* INPUT
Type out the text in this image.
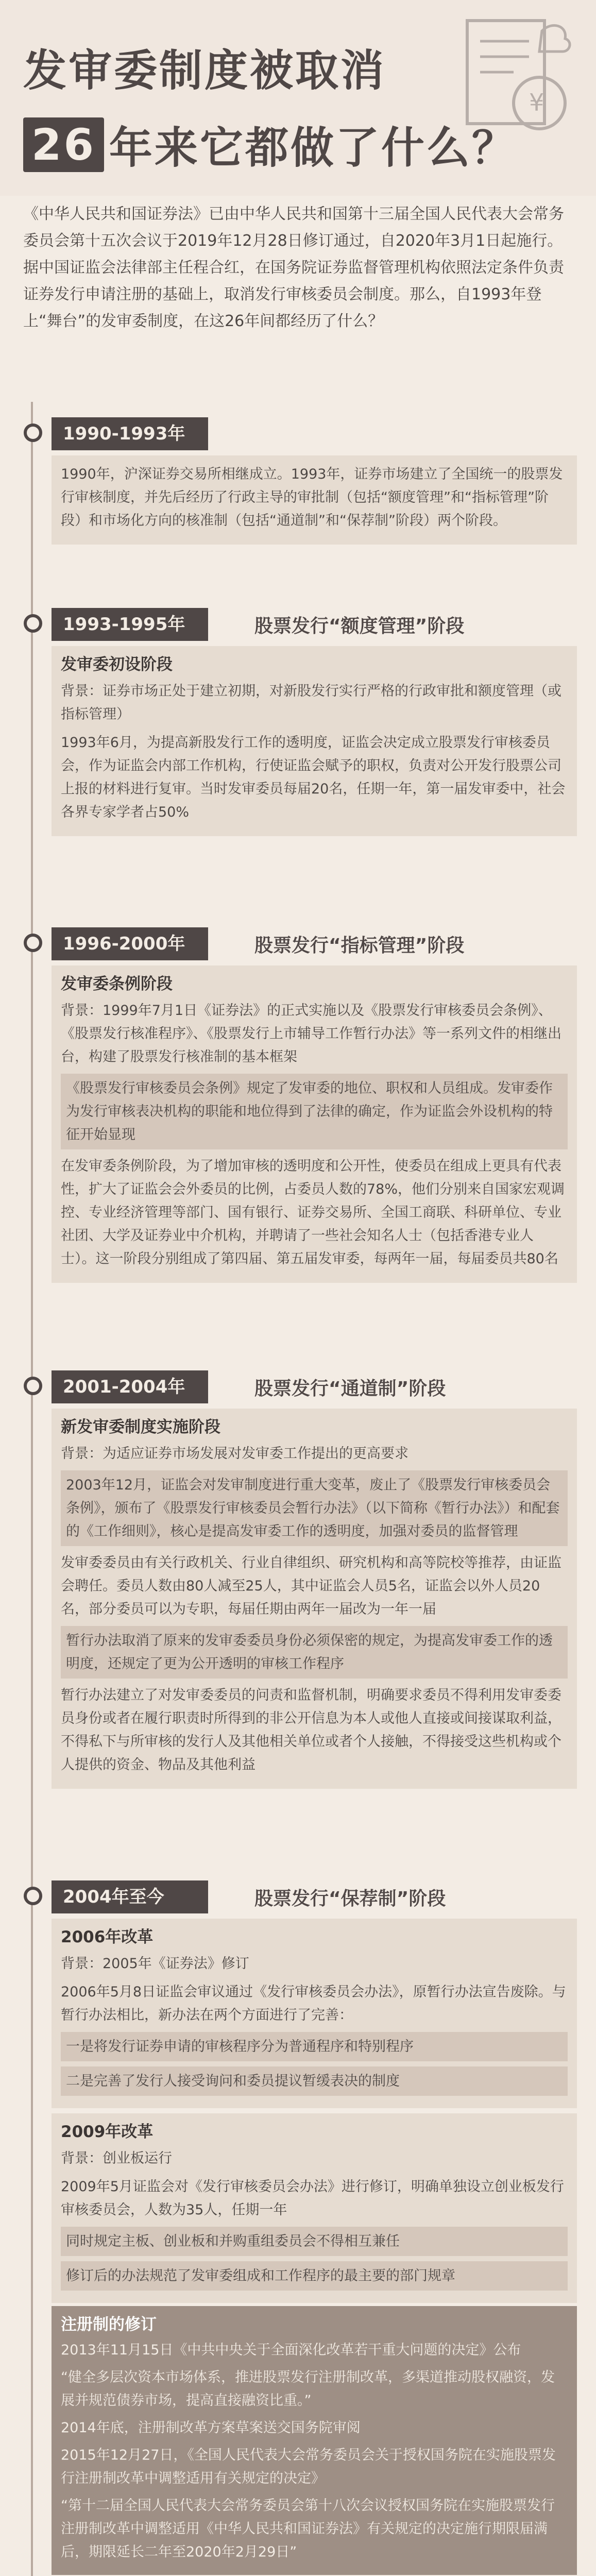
发审委制度被取消
26 年来它都做了什么？
¥
《中华人民共和国证券法》已由中华人民共和国第十三届全国人民代表大会常务委员会第十五次会议于2019年12月28日修订通过，自2020年3月1日起施行。据中国证监会法律部主任程合红，在国务院证券监督管理机构依照法定条件负责证券发行申请注册的基础上，取消发行审核委员会制度。那么，自1993年登上“舞台”的发审委制度，在这26年间都经历了什么？
1990-1993年

1990年，沪深证券交易所相继成立。1993年，证券市场建立了全国统一的股票发行审核制度，并先后经历了行政主导的审批制（包括“额度管理”和“指标管理”阶段）和市场化方向的核准制（包括“通道制”和“保荐制”阶段）两个阶段。

1993-1995年	股票发行“额度管理”阶段
发审委初设阶段

背景：证券市场正处于建立初期，对新股发行实行严格的行政审批和额度管理（或指标管理）

1993年6月，为提高新股发行工作的透明度，证监会决定成立股票发行审核委员会，作为证监会内部工作机构，行使证监会赋予的职权，负责对公开发行股票公司上报的材料进行复审。当时发审委员每届20名，任期一年，第一届发审委中，社会各界专家学者占50%

1996-2000年	股票发行“指标管理”阶段
发审委条例阶段

背景：1999年7月1日《证券法》的正式实施以及《股票发行审核委员会条例》、《股票发行核准程序》、《股票发行上市辅导工作暂行办法》等一系列文件的相继出台，构建了股票发行核准制的基本框架

《股票发行审核委员会条例》规定了发审委的地位、职权和人员组成。发审委作为发行审核表决机构的职能和地位得到了法律的确定，作为证监会外设机构的特征开始显现

在发审委条例阶段，为了增加审核的透明度和公开性，使委员在组成上更具有代表性，扩大了证监会会外委员的比例，占委员人数的78%，他们分别来自国家宏观调控、专业经济管理等部门、国有银行、证券交易所、全国工商联、科研单位、专业社团、大学及证券业中介机构，并聘请了一些社会知名人士（包括香港专业人士）。这一阶段分别组成了第四届、第五届发审委，每两年一届，每届委员共80名

2001-2004年	股票发行“通道制”阶段
新发审委制度实施阶段

背景：为适应证券市场发展对发审委工作提出的更高要求

2003年12月，证监会对发审制度进行重大变革，废止了《股票发行审核委员会条例》，颁布了《股票发行审核委员会暂行办法》（以下简称《暂行办法》）和配套的《工作细则》，核心是提高发审委工作的透明度，加强对委员的监督管理

发审委委员由有关行政机关、行业自律组织、研究机构和高等院校等推荐，由证监会聘任。委员人数由80人减至25人，其中证监会人员5名，证监会以外人员20名，部分委员可以为专职，每届任期由两年一届改为一年一届

暂行办法取消了原来的发审委委员身份必须保密的规定，为提高发审委工作的透明度，还规定了更为公开透明的审核工作程序

暂行办法建立了对发审委委员的问责和监督机制，明确要求委员不得利用发审委委员身份或者在履行职责时所得到的非公开信息为本人或他人直接或间接谋取利益，不得私下与所审核的发行人及其他相关单位或者个人接触，不得接受这些机构或个人提供的资金、物品及其他利益

2004年至今	股票发行“保荐制”阶段
2006年改革

背景：2005年《证券法》修订

2006年5月8日证监会审议通过《发行审核委员会办法》，原暂行办法宣告废除。与暂行办法相比，新办法在两个方面进行了完善：

一是将发行证券申请的审核程序分为普通程序和特别程序

二是完善了发行人接受询问和委员提议暂缓表决的制度

2009年改革

背景：创业板运行

2009年5月证监会对《发行审核委员会办法》进行修订，明确单独设立创业板发行审核委员会，人数为35人，任期一年

同时规定主板、创业板和并购重组委员会不得相互兼任

修订后的办法规范了发审委组成和工作程序的最主要的部门规章

注册制的修订

2013年11月15日《中共中央关于全面深化改革若干重大问题的决定》公布

“健全多层次资本市场体系，推进股票发行注册制改革，多渠道推动股权融资，发展并规范债券市场，提高直接融资比重。”

2014年底，注册制改革方案草案送交国务院审阅

2015年12月27日，《全国人民代表大会常务委员会关于授权国务院在实施股票发行注册制改革中调整适用有关规定的决定》

“第十二届全国人民代表大会常务委员会第十八次会议授权国务院在实施股票发行注册制改革中调整适用《中华人民共和国证券法》有关规定的决定施行期限届满后，期限延长二年至2020年2月29日”
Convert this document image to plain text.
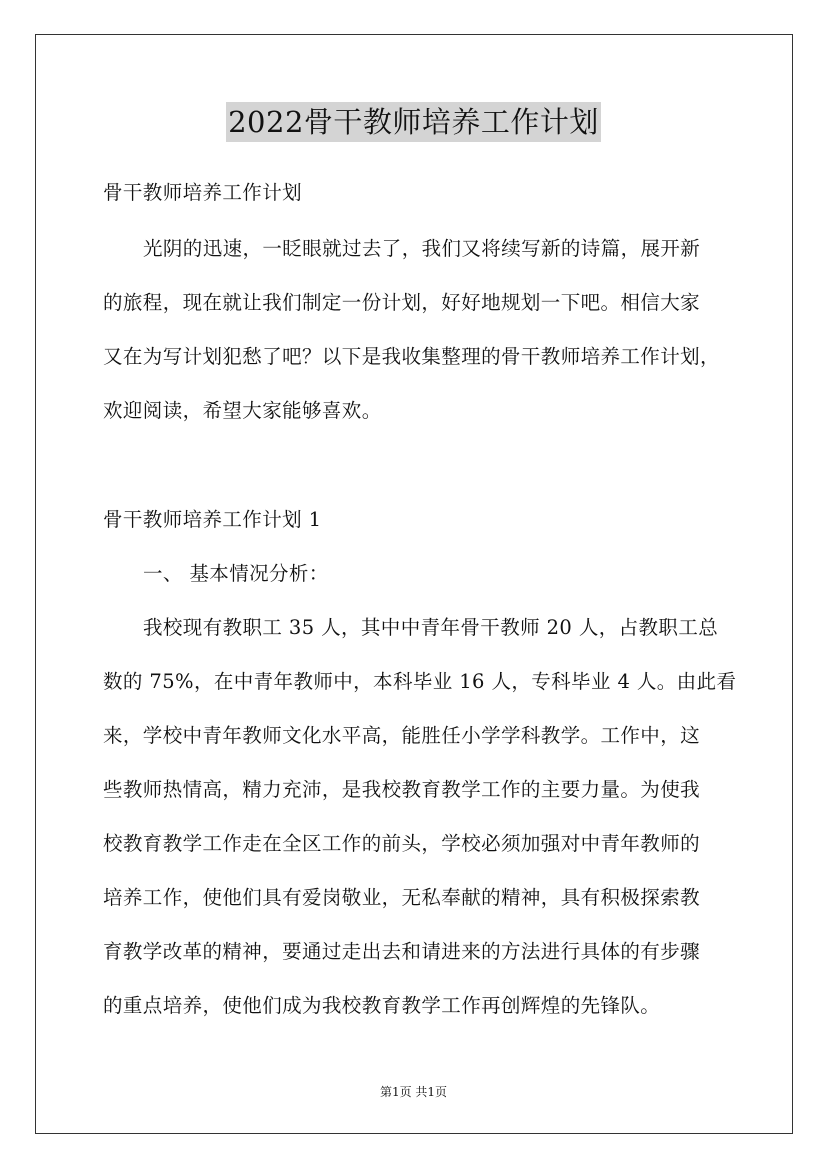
2022骨干教师培养工作计划
骨干教师培养工作计划
光阴的迅速，一眨眼就过去了，我们又将续写新的诗篇，展开新
的旅程，现在就让我们制定一份计划，好好地规划一下吧。相信大家
又在为写计划犯愁了吧？以下是我收集整理的骨干教师培养工作计划，
欢迎阅读，希望大家能够喜欢。
骨干教师培养工作计划 1
一、 基本情况分析：
我校现有教职工 35 人，其中中青年骨干教师 20 人，占教职工总
数的 75%，在中青年教师中，本科毕业 16 人，专科毕业 4 人。由此看
来，学校中青年教师文化水平高，能胜任小学学科教学。工作中，这
些教师热情高，精力充沛，是我校教育教学工作的主要力量。为使我
校教育教学工作走在全区工作的前头，学校必须加强对中青年教师的
培养工作，使他们具有爱岗敬业，无私奉献的精神，具有积极探索教
育教学改革的精神，要通过走出去和请进来的方法进行具体的有步骤
的重点培养，使他们成为我校教育教学工作再创辉煌的先锋队。
第1页 共1页
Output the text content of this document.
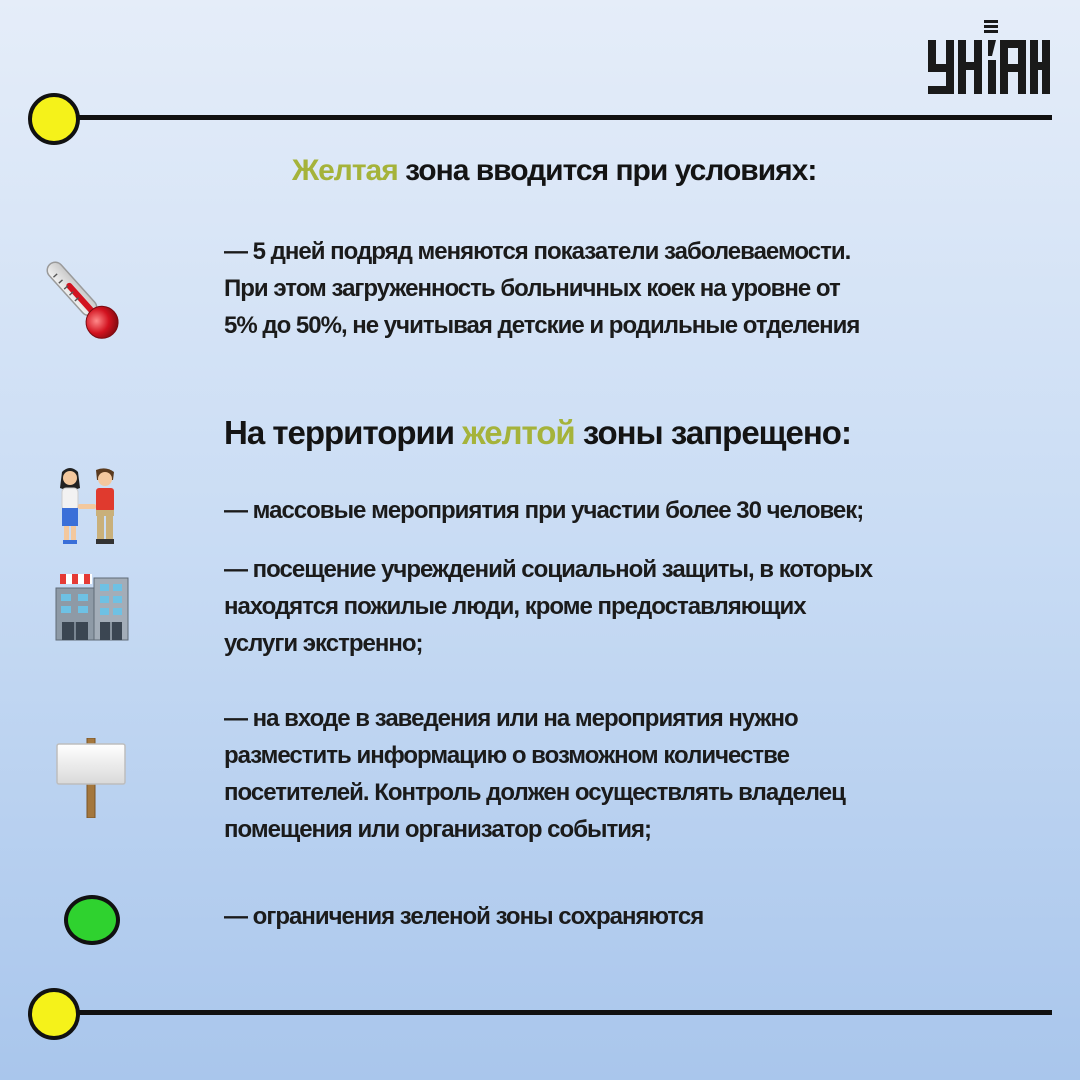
Желтая зона вводится при условиях:
— 5 дней подряд меняются показатели заболеваемости.
При этом загруженность больничных коек на уровне от
5% до 50%, не учитывая детские и родильные отделения
На территории желтой зоны запрещено:
— массовые мероприятия при участии более 30 человек;
— посещение учреждений социальной защиты, в которых
находятся пожилые люди, кроме предоставляющих
услуги экстренно;
— на входе в заведения или на мероприятия нужно
разместить информацию о возможном количестве
посетителей. Контроль должен осуществлять владелец
помещения или организатор события;
— ограничения зеленой зоны сохраняются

* GOAL
Write out the records above exactly as they stand, leaving out every picture.

* EXPECTED ANSWER
Type out the text in this image.
发审委制度被取消
26 年来它都做了什么？
¥
《中华人民共和国证券法》已由中华人民共和国第十三届全国人民代表大会常务委员会第十五次会议于2019年12月28日修订通过，自2020年3月1日起施行。据中国证监会法律部主任程合红，在国务院证券监督管理机构依照法定条件负责证券发行申请注册的基础上，取消发行审核委员会制度。那么，自1993年登上“舞台”的发审委制度，在这26年间都经历了什么？
1990-1993年

1990年，沪深证券交易所相继成立。1993年，证券市场建立了全国统一的股票发行审核制度，并先后经历了行政主导的审批制（包括“额度管理”和“指标管理”阶段）和市场化方向的核准制（包括“通道制”和“保荐制”阶段）两个阶段。

1993-1995年	股票发行“额度管理”阶段
发审委初设阶段

背景：证券市场正处于建立初期，对新股发行实行严格的行政审批和额度管理（或指标管理）

1993年6月，为提高新股发行工作的透明度，证监会决定成立股票发行审核委员会，作为证监会内部工作机构，行使证监会赋予的职权，负责对公开发行股票公司上报的材料进行复审。当时发审委员每届20名，任期一年，第一届发审委中，社会各界专家学者占50%

1996-2000年	股票发行“指标管理”阶段
发审委条例阶段

背景：1999年7月1日《证券法》的正式实施以及《股票发行审核委员会条例》、《股票发行核准程序》、《股票发行上市辅导工作暂行办法》等一系列文件的相继出台，构建了股票发行核准制的基本框架

《股票发行审核委员会条例》规定了发审委的地位、职权和人员组成。发审委作为发行审核表决机构的职能和地位得到了法律的确定，作为证监会外设机构的特征开始显现

在发审委条例阶段，为了增加审核的透明度和公开性，使委员在组成上更具有代表性，扩大了证监会会外委员的比例，占委员人数的78%，他们分别来自国家宏观调控、专业经济管理等部门、国有银行、证券交易所、全国工商联、科研单位、专业社团、大学及证券业中介机构，并聘请了一些社会知名人士（包括香港专业人士）。这一阶段分别组成了第四届、第五届发审委，每两年一届，每届委员共80名

2001-2004年	股票发行“通道制”阶段
新发审委制度实施阶段

背景：为适应证券市场发展对发审委工作提出的更高要求

2003年12月，证监会对发审制度进行重大变革，废止了《股票发行审核委员会条例》，颁布了《股票发行审核委员会暂行办法》（以下简称《暂行办法》）和配套的《工作细则》，核心是提高发审委工作的透明度，加强对委员的监督管理

发审委委员由有关行政机关、行业自律组织、研究机构和高等院校等推荐，由证监会聘任。委员人数由80人减至25人，其中证监会人员5名，证监会以外人员20名，部分委员可以为专职，每届任期由两年一届改为一年一届

暂行办法取消了原来的发审委委员身份必须保密的规定，为提高发审委工作的透明度，还规定了更为公开透明的审核工作程序

暂行办法建立了对发审委委员的问责和监督机制，明确要求委员不得利用发审委委员身份或者在履行职责时所得到的非公开信息为本人或他人直接或间接谋取利益，不得私下与所审核的发行人及其他相关单位或者个人接触，不得接受这些机构或个人提供的资金、物品及其他利益

2004年至今	股票发行“保荐制”阶段
2006年改革

背景：2005年《证券法》修订

2006年5月8日证监会审议通过《发行审核委员会办法》，原暂行办法宣告废除。与暂行办法相比，新办法在两个方面进行了完善：

一是将发行证券申请的审核程序分为普通程序和特别程序

二是完善了发行人接受询问和委员提议暂缓表决的制度

2009年改革

背景：创业板运行

2009年5月证监会对《发行审核委员会办法》进行修订，明确单独设立创业板发行审核委员会，人数为35人，任期一年

同时规定主板、创业板和并购重组委员会不得相互兼任

修订后的办法规范了发审委组成和工作程序的最主要的部门规章

注册制的修订

2013年11月15日《中共中央关于全面深化改革若干重大问题的决定》公布

“健全多层次资本市场体系，推进股票发行注册制改革，多渠道推动股权融资，发展并规范债券市场，提高直接融资比重。”

2014年底，注册制改革方案草案送交国务院审阅

2015年12月27日，《全国人民代表大会常务委员会关于授权国务院在实施股票发行注册制改革中调整适用有关规定的决定》

“第十二届全国人民代表大会常务委员会第十八次会议授权国务院在实施股票发行注册制改革中调整适用《中华人民共和国证券法》有关规定的决定施行期限届满后，期限延长二年至2020年2月29日”
Convert this document image to plain text.
2022骨干教师培养工作计划
骨干教师培养工作计划
光阴的迅速，一眨眼就过去了，我们又将续写新的诗篇，展开新
的旅程，现在就让我们制定一份计划，好好地规划一下吧。相信大家
又在为写计划犯愁了吧？以下是我收集整理的骨干教师培养工作计划，
欢迎阅读，希望大家能够喜欢。
骨干教师培养工作计划 1
一、 基本情况分析：
我校现有教职工 35 人，其中中青年骨干教师 20 人，占教职工总
数的 75%，在中青年教师中，本科毕业 16 人，专科毕业 4 人。由此看
来，学校中青年教师文化水平高，能胜任小学学科教学。工作中，这
些教师热情高，精力充沛，是我校教育教学工作的主要力量。为使我
校教育教学工作走在全区工作的前头，学校必须加强对中青年教师的
培养工作，使他们具有爱岗敬业，无私奉献的精神，具有积极探索教
育教学改革的精神，要通过走出去和请进来的方法进行具体的有步骤
的重点培养，使他们成为我校教育教学工作再创辉煌的先锋队。
第1页 共1页
Output the text content of this document.
Желтая зона вводится при условиях:
— 5 дней подряд меняются показатели заболеваемости.
При этом загруженность больничных коек на уровне от
5% до 50%, не учитывая детские и родильные отделения
На территории желтой зоны запрещено:
— массовые мероприятия при участии более 30 человек;
— посещение учреждений социальной защиты, в которых
находятся пожилые люди, кроме предоставляющих
услуги экстренно;
— на входе в заведения или на мероприятия нужно
разместить информацию о возможном количестве
посетителей. Контроль должен осуществлять владелец
помещения или организатор события;
— ограничения зеленой зоны сохраняются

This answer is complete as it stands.